What this task involves
Write out, please, the line containing "Type out the text in this image." together with all lines after it, up to and including the last one, with no other output.

___ Dataset excerpts ___

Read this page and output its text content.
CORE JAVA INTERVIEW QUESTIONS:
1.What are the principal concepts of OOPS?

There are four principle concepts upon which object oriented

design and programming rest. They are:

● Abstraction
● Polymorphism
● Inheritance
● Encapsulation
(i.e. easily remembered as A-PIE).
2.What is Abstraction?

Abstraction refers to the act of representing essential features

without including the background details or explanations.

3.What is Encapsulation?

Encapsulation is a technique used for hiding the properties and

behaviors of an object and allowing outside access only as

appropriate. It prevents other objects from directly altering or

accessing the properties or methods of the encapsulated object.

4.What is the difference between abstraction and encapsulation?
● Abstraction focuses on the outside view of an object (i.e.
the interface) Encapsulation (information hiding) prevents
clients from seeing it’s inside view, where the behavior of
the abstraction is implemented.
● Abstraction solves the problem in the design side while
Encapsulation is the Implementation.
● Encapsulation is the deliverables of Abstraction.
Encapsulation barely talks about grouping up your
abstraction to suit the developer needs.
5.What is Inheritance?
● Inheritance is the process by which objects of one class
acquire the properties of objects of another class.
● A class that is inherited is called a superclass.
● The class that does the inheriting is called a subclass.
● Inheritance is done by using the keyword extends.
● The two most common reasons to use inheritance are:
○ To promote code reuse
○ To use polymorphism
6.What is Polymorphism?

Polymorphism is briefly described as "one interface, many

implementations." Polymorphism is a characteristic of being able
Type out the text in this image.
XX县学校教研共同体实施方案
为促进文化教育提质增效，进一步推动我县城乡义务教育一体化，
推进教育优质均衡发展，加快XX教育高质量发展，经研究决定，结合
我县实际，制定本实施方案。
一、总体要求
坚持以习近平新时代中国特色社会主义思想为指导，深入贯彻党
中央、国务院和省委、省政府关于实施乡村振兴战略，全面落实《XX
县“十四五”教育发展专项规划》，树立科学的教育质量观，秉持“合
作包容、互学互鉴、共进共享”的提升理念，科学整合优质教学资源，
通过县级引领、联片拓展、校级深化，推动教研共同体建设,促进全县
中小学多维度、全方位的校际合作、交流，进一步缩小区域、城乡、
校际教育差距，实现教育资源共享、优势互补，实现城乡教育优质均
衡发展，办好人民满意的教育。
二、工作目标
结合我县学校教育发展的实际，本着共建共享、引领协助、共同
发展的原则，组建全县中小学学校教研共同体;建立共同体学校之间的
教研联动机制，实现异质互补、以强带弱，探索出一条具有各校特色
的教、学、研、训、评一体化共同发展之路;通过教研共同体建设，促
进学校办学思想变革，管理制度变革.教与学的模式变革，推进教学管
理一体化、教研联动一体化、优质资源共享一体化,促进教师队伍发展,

___

Task response
Type out the text in this image.
XX县学校教研共同体实施方案
为促进文化教育提质增效，进一步推动我县城乡义务教育一体化，
推进教育优质均衡发展，加快XX教育高质量发展，经研究决定，结合
我县实际，制定本实施方案。
一、总体要求
坚持以习近平新时代中国特色社会主义思想为指导，深入贯彻党
中央、国务院和省委、省政府关于实施乡村振兴战略，全面落实《XX
县“十四五”教育发展专项规划》，树立科学的教育质量观，秉持“合
作包容、互学互鉴、共进共享”的提升理念，科学整合优质教学资源，
通过县级引领、联片拓展、校级深化，推动教研共同体建设,促进全县
中小学多维度、全方位的校际合作、交流，进一步缩小区域、城乡、
校际教育差距，实现教育资源共享、优势互补，实现城乡教育优质均
衡发展，办好人民满意的教育。
二、工作目标
结合我县学校教育发展的实际，本着共建共享、引领协助、共同
发展的原则，组建全县中小学学校教研共同体;建立共同体学校之间的
教研联动机制，实现异质互补、以强带弱，探索出一条具有各校特色
的教、学、研、训、评一体化共同发展之路;通过教研共同体建设，促
进学校办学思想变革，管理制度变革.教与学的模式变革，推进教学管
理一体化、教研联动一体化、优质资源共享一体化,促进教师队伍发展,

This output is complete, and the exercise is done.